Written exercise.
Search the entries below. Return every line that has "output" in it.

Items from a data source:
□ □ □
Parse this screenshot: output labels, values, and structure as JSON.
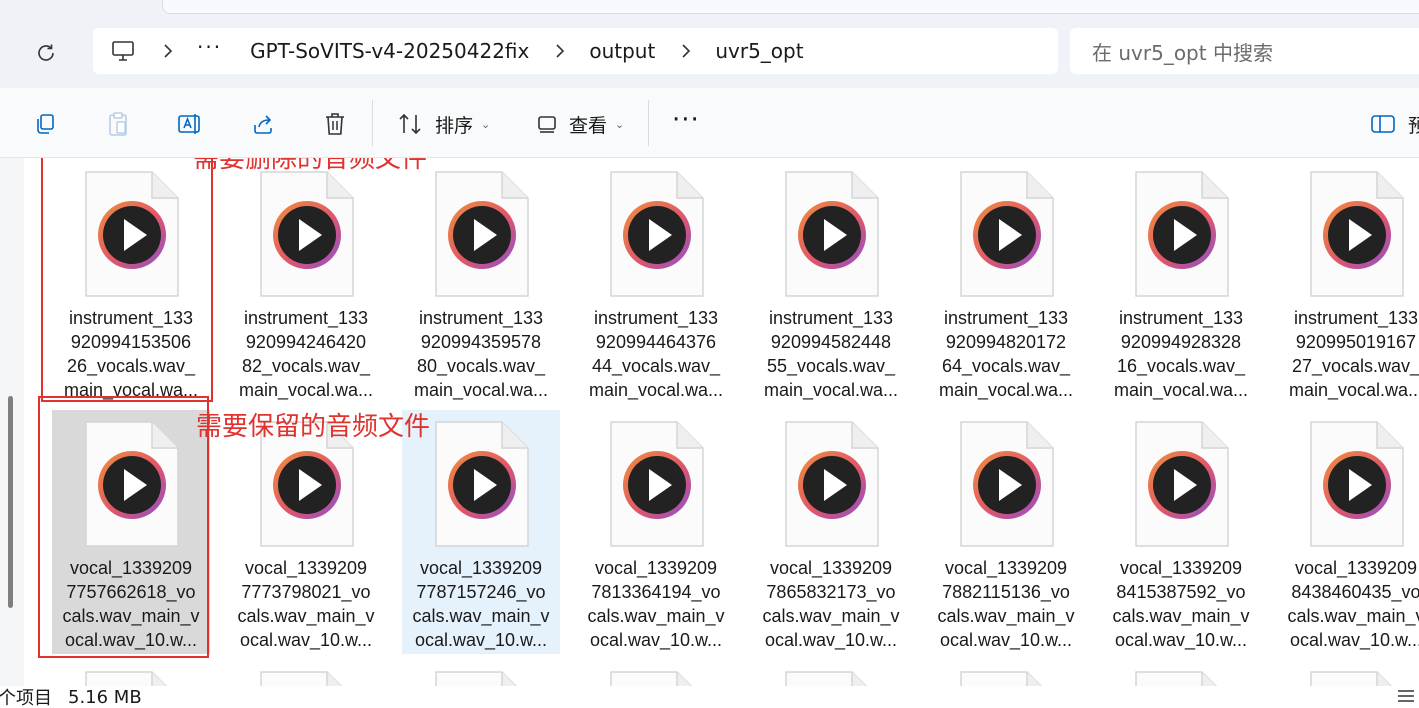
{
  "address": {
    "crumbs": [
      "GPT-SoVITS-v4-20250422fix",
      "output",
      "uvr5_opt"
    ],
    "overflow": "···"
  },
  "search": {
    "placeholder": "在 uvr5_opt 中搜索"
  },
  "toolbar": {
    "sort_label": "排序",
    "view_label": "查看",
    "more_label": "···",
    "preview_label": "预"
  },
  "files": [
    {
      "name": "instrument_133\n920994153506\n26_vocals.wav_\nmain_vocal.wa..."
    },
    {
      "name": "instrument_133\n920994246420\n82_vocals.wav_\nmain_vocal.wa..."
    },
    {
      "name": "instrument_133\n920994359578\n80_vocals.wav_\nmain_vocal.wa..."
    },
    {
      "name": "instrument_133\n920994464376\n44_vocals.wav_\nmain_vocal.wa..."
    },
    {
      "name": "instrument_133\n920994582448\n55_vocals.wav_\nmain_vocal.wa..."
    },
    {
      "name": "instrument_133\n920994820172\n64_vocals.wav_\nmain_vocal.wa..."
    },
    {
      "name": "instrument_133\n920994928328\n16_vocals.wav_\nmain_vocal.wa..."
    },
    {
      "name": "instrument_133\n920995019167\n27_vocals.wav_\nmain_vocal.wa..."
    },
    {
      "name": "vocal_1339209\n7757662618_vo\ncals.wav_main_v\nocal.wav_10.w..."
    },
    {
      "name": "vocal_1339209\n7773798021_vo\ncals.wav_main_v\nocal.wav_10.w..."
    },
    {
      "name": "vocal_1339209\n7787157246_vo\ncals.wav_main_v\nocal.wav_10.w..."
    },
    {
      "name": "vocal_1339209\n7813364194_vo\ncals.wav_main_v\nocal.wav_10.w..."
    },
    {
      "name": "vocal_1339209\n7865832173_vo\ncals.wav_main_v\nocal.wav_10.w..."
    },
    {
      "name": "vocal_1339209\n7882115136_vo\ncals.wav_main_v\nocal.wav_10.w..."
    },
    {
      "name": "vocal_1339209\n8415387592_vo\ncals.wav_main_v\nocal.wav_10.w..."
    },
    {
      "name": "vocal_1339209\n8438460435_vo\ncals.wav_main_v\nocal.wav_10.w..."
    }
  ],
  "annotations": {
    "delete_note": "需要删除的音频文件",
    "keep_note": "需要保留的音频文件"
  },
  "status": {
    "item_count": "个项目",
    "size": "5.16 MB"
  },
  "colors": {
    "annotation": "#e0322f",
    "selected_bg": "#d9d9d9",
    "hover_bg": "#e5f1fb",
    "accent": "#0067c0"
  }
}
□ □ □
Task result.
Parse this screenshot: output labels, values, and structure as JSON.
      "output",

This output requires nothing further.